*GIVEN INSTRUCTION*: Spot each line in the records below where the word "Apparently" occurs, then copy it.

*INPUT*:
## START

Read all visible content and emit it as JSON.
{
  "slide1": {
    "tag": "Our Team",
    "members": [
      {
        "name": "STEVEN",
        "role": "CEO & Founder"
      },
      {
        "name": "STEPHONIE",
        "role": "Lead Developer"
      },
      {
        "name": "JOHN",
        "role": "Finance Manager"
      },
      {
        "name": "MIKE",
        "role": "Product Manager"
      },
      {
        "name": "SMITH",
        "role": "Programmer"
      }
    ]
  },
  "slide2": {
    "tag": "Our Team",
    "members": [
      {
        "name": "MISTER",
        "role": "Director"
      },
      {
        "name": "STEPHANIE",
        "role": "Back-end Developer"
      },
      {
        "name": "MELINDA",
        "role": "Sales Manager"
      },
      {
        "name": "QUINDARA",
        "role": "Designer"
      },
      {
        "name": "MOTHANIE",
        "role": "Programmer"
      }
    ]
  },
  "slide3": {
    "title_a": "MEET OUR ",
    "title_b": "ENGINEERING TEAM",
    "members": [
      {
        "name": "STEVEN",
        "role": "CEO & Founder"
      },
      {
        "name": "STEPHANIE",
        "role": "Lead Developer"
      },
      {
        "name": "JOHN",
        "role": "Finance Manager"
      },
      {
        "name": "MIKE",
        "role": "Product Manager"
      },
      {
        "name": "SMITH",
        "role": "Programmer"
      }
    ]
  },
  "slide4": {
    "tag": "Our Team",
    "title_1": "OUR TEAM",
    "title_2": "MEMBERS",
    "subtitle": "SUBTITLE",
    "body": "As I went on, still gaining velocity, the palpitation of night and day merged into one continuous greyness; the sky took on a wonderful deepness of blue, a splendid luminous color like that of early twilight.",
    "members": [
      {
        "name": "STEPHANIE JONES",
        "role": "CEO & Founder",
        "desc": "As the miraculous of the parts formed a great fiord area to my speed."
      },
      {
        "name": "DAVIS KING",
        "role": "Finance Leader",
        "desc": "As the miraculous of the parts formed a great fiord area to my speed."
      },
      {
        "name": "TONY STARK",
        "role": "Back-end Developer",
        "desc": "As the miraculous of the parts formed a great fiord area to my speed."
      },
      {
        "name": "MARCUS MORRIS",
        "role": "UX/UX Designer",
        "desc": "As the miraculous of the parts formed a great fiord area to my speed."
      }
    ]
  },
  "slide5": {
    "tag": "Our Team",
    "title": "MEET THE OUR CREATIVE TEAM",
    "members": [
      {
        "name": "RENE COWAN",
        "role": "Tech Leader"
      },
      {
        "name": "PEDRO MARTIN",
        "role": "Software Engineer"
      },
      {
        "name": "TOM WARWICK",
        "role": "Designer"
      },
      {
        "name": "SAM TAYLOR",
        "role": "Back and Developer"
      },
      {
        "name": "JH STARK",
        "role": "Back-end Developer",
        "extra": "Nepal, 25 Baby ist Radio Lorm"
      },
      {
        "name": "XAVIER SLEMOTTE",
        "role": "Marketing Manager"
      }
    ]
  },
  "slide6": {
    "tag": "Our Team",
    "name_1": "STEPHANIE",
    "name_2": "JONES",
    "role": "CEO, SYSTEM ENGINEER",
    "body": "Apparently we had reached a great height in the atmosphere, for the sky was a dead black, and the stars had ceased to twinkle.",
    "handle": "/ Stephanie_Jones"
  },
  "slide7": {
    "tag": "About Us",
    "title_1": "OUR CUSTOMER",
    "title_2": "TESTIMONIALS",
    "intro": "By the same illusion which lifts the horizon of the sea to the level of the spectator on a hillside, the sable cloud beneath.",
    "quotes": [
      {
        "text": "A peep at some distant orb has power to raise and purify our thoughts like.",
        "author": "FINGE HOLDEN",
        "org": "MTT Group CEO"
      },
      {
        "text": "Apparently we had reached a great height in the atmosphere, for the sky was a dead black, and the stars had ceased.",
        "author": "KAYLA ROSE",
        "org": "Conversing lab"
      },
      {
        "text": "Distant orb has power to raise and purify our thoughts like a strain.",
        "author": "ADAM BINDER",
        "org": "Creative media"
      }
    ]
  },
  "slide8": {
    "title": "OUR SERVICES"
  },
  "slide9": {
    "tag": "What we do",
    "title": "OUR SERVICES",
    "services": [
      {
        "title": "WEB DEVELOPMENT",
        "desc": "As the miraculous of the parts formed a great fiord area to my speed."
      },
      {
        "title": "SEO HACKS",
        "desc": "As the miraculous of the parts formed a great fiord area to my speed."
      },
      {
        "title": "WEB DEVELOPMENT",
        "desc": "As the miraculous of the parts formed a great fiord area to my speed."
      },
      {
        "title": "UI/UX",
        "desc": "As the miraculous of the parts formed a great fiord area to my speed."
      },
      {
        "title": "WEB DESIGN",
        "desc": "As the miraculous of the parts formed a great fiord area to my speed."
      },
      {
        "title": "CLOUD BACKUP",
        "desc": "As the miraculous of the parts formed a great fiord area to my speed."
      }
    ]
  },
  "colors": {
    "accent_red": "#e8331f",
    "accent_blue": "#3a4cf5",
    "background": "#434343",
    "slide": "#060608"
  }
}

## END

*EXPECTED ANSWER*:
    "body": "Apparently we had reached a great height in the atmosphere, for the sky was a dead black, and the stars had ceased to twinkle.",
        "text": "Apparently we had reached a great height in the atmosphere, for the sky was a dead black, and the stars had ceased.",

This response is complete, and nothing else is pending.